◆ Records from a collection of figures:
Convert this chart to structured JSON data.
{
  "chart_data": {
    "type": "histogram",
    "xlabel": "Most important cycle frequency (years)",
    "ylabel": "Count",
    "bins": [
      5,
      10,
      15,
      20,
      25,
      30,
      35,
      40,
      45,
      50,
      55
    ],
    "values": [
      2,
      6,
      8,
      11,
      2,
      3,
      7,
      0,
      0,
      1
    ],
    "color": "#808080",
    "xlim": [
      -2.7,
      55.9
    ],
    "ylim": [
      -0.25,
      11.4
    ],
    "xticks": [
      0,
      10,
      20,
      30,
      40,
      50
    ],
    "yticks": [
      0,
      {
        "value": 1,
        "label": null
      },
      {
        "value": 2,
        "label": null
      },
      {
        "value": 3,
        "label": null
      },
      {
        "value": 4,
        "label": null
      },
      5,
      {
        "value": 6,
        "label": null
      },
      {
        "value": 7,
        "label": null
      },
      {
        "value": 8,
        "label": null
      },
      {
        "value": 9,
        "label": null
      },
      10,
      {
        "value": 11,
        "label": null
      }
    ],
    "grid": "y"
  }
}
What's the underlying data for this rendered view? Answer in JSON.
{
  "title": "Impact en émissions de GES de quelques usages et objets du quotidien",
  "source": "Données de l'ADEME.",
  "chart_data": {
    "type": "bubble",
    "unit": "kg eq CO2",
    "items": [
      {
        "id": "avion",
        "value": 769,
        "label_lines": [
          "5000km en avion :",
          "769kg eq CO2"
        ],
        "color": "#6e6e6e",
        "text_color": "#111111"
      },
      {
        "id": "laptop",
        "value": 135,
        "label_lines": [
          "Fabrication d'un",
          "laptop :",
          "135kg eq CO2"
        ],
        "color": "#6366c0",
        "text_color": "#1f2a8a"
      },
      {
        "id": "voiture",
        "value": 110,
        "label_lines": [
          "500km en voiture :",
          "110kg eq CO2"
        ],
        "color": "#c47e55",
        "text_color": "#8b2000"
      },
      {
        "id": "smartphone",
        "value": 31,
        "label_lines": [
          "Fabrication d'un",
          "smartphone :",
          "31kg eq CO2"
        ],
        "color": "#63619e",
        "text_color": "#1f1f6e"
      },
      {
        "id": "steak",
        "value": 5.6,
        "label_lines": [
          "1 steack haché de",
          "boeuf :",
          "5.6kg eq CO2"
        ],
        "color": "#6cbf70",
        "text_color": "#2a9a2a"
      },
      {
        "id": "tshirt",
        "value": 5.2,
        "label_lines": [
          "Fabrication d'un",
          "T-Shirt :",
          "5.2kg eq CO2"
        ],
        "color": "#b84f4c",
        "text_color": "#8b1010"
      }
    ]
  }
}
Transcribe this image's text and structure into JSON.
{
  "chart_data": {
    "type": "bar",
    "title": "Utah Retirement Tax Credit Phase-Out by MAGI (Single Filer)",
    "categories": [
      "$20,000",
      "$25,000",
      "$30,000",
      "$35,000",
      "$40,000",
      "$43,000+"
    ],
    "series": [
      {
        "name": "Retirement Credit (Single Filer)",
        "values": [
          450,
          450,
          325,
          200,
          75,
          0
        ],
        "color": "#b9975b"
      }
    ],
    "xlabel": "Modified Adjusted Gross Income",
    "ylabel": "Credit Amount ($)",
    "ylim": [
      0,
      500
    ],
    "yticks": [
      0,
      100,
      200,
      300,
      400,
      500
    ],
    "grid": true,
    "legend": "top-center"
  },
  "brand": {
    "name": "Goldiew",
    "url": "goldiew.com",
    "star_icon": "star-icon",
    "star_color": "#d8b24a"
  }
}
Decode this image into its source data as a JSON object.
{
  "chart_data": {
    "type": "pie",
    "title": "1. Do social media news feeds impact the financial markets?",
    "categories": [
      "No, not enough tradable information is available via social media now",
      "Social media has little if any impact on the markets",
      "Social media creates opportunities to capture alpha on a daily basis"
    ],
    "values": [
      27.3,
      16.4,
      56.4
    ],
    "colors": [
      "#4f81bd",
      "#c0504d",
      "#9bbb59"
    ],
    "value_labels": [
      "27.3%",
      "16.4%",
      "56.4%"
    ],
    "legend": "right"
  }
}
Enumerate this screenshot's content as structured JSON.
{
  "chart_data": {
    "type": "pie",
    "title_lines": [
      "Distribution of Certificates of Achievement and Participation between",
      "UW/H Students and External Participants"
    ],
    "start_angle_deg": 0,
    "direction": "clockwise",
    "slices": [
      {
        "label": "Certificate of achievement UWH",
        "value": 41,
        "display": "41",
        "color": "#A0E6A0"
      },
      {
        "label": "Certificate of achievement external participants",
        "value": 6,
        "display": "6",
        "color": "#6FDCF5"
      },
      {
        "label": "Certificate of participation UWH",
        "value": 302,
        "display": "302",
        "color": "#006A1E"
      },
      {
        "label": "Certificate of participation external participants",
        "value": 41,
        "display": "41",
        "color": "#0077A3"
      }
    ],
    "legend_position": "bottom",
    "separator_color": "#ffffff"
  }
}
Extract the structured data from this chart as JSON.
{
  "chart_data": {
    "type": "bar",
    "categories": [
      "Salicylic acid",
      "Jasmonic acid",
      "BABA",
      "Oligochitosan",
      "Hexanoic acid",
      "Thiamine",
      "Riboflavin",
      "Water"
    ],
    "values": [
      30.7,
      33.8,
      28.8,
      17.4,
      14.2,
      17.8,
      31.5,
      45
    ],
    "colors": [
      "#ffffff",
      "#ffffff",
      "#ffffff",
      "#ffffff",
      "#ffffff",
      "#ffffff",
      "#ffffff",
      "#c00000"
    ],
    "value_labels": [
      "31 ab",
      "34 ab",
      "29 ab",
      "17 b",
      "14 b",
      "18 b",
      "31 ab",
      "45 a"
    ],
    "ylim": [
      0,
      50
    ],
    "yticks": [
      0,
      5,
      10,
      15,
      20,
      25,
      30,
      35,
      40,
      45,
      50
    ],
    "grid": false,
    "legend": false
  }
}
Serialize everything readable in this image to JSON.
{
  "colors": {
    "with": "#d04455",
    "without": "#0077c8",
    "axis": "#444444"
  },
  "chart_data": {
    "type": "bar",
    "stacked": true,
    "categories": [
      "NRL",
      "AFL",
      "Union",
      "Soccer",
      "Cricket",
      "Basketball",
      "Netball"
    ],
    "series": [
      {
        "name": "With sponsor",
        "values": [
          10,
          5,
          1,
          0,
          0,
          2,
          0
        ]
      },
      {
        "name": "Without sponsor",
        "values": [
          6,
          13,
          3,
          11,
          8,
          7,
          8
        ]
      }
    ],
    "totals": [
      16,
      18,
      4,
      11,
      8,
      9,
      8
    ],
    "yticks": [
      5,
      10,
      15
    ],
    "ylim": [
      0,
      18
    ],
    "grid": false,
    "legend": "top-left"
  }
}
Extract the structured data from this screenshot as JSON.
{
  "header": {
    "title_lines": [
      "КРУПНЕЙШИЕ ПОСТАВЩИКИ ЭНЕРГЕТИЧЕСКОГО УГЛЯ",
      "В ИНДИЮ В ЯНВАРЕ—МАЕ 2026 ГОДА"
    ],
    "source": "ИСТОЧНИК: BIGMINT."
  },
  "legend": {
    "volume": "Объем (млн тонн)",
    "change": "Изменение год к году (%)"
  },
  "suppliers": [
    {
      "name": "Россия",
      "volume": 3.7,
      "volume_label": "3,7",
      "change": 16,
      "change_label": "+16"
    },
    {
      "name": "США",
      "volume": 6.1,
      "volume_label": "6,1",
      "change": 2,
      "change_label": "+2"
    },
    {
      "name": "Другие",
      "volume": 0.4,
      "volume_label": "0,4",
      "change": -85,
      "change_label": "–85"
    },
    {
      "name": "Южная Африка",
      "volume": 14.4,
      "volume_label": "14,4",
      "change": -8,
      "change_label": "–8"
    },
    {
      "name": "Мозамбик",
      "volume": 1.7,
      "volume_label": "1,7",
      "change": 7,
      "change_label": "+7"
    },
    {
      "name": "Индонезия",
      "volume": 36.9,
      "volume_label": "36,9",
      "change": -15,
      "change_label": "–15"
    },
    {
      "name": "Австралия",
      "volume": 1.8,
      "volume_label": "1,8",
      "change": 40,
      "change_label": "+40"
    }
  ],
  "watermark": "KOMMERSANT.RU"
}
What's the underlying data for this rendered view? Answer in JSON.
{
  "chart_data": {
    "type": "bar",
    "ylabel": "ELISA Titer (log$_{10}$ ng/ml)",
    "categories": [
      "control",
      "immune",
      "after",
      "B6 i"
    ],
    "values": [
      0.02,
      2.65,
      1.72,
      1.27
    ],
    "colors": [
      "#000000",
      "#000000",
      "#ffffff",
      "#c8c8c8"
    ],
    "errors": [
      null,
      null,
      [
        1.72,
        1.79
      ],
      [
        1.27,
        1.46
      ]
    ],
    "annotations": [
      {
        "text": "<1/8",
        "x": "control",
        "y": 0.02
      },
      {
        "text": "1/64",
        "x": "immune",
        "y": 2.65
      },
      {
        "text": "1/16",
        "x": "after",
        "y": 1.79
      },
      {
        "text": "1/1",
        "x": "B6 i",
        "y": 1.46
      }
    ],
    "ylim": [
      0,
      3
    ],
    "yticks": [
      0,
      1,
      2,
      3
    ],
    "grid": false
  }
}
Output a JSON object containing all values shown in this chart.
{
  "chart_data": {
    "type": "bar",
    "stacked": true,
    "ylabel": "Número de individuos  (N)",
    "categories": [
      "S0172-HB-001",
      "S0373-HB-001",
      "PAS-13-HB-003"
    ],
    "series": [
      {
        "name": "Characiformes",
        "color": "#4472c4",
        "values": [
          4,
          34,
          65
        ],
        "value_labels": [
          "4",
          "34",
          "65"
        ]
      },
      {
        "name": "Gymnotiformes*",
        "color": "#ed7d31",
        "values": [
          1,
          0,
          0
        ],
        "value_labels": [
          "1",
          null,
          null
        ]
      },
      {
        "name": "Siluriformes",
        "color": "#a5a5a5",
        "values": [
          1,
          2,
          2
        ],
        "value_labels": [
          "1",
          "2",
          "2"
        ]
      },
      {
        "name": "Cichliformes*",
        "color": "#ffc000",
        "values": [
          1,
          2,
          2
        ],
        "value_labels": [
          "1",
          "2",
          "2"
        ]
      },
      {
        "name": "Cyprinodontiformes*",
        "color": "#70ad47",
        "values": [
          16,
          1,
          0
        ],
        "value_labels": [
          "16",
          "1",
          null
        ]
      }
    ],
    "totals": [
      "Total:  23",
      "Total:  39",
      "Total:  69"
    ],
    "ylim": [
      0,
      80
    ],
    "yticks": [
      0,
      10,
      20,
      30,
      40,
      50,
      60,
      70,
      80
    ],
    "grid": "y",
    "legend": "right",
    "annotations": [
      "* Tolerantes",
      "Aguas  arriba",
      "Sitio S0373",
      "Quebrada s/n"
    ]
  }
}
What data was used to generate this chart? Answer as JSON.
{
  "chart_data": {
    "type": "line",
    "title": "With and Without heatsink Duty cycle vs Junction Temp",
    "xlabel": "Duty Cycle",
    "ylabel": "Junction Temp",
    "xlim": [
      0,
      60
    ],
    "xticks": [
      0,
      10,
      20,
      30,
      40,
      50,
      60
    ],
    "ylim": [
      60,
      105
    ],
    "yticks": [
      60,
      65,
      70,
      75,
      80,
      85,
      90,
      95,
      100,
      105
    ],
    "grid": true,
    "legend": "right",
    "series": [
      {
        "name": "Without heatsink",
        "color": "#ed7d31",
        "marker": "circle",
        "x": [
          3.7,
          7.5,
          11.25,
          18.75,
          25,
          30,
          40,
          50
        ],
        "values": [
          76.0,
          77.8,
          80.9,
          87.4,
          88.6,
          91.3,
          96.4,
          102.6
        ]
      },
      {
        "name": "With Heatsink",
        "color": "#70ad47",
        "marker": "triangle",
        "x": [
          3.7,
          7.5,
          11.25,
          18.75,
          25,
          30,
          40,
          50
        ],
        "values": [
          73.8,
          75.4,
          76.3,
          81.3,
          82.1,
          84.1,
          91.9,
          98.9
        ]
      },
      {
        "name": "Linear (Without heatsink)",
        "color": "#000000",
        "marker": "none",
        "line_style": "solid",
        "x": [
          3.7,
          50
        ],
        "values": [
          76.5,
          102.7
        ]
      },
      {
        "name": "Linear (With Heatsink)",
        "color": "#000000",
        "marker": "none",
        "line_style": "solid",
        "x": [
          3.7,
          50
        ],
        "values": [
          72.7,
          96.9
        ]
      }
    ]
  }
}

◆ Task directions: Keep only those lines of the records that hold "xlabel", and return them.

◆ Complete output:
    "xlabel": "Most important cycle frequency (years)",
    "xlabel": "Modified Adjusted Gross Income",
    "xlabel": "Duty Cycle",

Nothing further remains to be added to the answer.